[Stored entries]

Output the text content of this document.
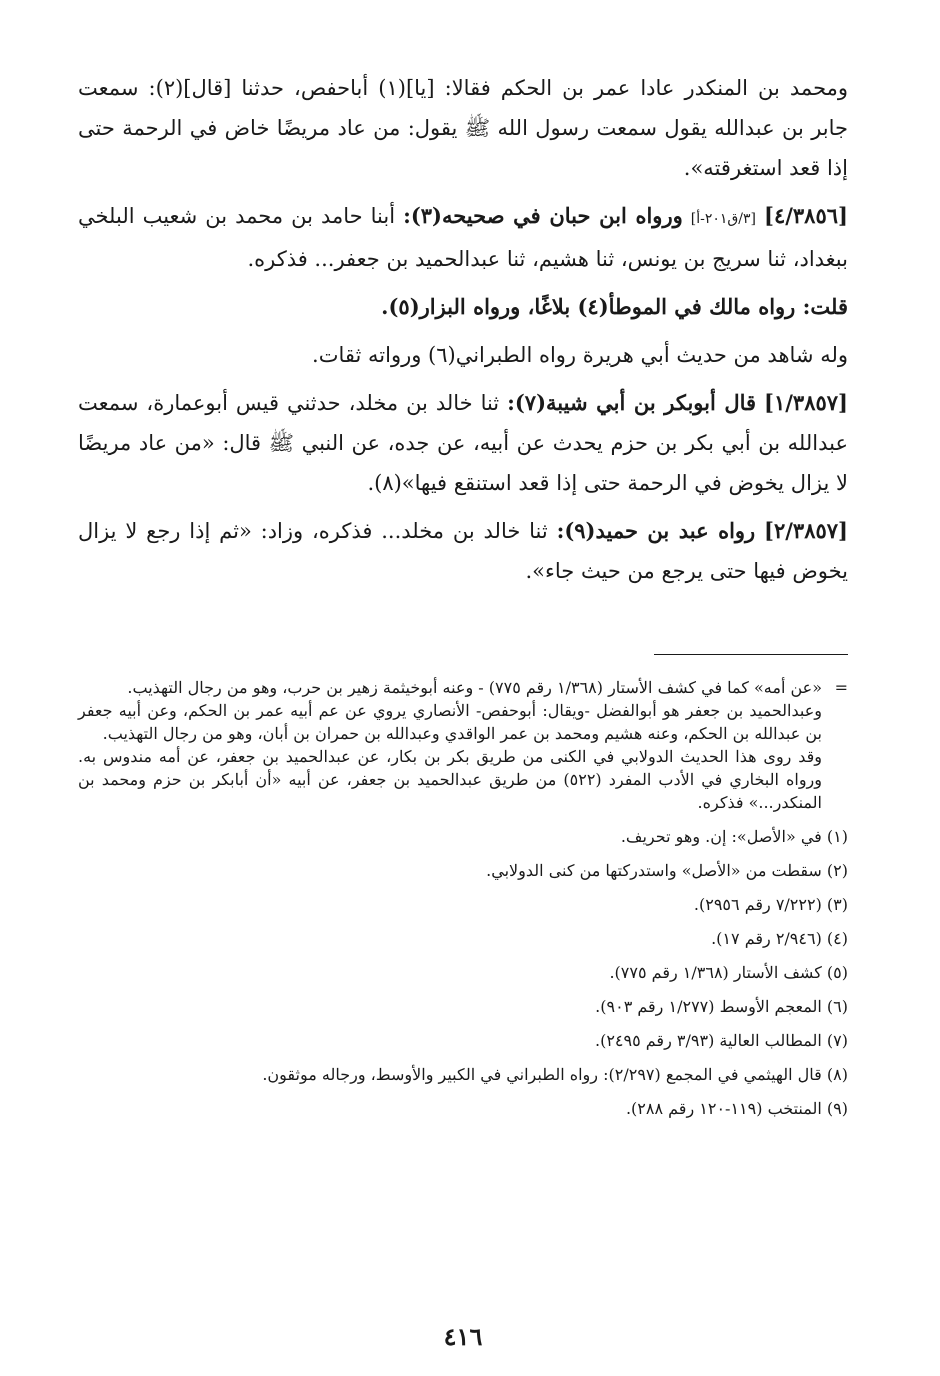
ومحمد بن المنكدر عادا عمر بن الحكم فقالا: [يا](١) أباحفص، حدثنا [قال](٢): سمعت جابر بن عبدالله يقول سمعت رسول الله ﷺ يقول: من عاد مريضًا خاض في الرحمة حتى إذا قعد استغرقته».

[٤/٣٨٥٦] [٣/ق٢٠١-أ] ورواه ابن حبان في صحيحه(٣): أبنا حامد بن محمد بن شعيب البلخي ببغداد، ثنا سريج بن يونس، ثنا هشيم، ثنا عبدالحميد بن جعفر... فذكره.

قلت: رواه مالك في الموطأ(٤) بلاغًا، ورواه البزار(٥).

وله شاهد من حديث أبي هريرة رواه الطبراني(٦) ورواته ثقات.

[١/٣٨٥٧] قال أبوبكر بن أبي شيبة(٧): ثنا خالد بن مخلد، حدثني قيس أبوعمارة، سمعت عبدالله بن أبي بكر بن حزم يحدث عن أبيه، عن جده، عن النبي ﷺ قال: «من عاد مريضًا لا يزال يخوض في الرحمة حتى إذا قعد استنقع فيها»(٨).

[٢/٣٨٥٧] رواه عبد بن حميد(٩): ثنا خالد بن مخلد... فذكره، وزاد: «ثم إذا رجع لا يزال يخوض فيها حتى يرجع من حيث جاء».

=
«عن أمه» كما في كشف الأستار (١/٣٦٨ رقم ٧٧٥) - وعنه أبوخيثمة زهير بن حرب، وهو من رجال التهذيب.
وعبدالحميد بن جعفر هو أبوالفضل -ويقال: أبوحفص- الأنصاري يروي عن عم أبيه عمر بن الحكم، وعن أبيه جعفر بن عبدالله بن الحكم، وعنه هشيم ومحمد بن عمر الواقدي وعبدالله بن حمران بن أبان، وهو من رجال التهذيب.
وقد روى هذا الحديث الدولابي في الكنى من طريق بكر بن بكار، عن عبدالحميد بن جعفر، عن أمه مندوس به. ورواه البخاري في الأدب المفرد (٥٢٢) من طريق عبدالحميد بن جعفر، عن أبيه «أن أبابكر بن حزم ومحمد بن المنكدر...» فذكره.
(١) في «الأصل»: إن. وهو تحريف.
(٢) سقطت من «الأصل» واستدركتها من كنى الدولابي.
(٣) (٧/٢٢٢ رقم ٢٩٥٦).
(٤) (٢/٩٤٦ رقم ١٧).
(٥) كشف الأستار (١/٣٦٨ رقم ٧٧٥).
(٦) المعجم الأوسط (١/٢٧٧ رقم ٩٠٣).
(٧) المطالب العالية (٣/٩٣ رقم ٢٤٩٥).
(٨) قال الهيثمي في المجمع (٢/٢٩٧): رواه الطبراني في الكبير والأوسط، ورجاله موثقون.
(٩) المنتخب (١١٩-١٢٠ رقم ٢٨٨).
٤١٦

## Exercise
Leave the pictures out and reproduce each record exactly as written.

## Exercise output
Output the text content of this document.
ومحمد بن المنكدر عادا عمر بن الحكم فقالا: [يا](١) أباحفص، حدثنا [قال](٢): سمعت جابر بن عبدالله يقول سمعت رسول الله ﷺ يقول: من عاد مريضًا خاض في الرحمة حتى إذا قعد استغرقته».

[٤/٣٨٥٦] [٣/ق٢٠١-أ] ورواه ابن حبان في صحيحه(٣): أبنا حامد بن محمد بن شعيب البلخي ببغداد، ثنا سريج بن يونس، ثنا هشيم، ثنا عبدالحميد بن جعفر... فذكره.

قلت: رواه مالك في الموطأ(٤) بلاغًا، ورواه البزار(٥).

وله شاهد من حديث أبي هريرة رواه الطبراني(٦) ورواته ثقات.

[١/٣٨٥٧] قال أبوبكر بن أبي شيبة(٧): ثنا خالد بن مخلد، حدثني قيس أبوعمارة، سمعت عبدالله بن أبي بكر بن حزم يحدث عن أبيه، عن جده، عن النبي ﷺ قال: «من عاد مريضًا لا يزال يخوض في الرحمة حتى إذا قعد استنقع فيها»(٨).

[٢/٣٨٥٧] رواه عبد بن حميد(٩): ثنا خالد بن مخلد... فذكره، وزاد: «ثم إذا رجع لا يزال يخوض فيها حتى يرجع من حيث جاء».

=
«عن أمه» كما في كشف الأستار (١/٣٦٨ رقم ٧٧٥) - وعنه أبوخيثمة زهير بن حرب، وهو من رجال التهذيب.
وعبدالحميد بن جعفر هو أبوالفضل -ويقال: أبوحفص- الأنصاري يروي عن عم أبيه عمر بن الحكم، وعن أبيه جعفر بن عبدالله بن الحكم، وعنه هشيم ومحمد بن عمر الواقدي وعبدالله بن حمران بن أبان، وهو من رجال التهذيب.
وقد روى هذا الحديث الدولابي في الكنى من طريق بكر بن بكار، عن عبدالحميد بن جعفر، عن أمه مندوس به. ورواه البخاري في الأدب المفرد (٥٢٢) من طريق عبدالحميد بن جعفر، عن أبيه «أن أبابكر بن حزم ومحمد بن المنكدر...» فذكره.
(١) في «الأصل»: إن. وهو تحريف.
(٢) سقطت من «الأصل» واستدركتها من كنى الدولابي.
(٣) (٧/٢٢٢ رقم ٢٩٥٦).
(٤) (٢/٩٤٦ رقم ١٧).
(٥) كشف الأستار (١/٣٦٨ رقم ٧٧٥).
(٦) المعجم الأوسط (١/٢٧٧ رقم ٩٠٣).
(٧) المطالب العالية (٣/٩٣ رقم ٢٤٩٥).
(٨) قال الهيثمي في المجمع (٢/٢٩٧): رواه الطبراني في الكبير والأوسط، ورجاله موثقون.
(٩) المنتخب (١١٩-١٢٠ رقم ٢٨٨).
٤١٦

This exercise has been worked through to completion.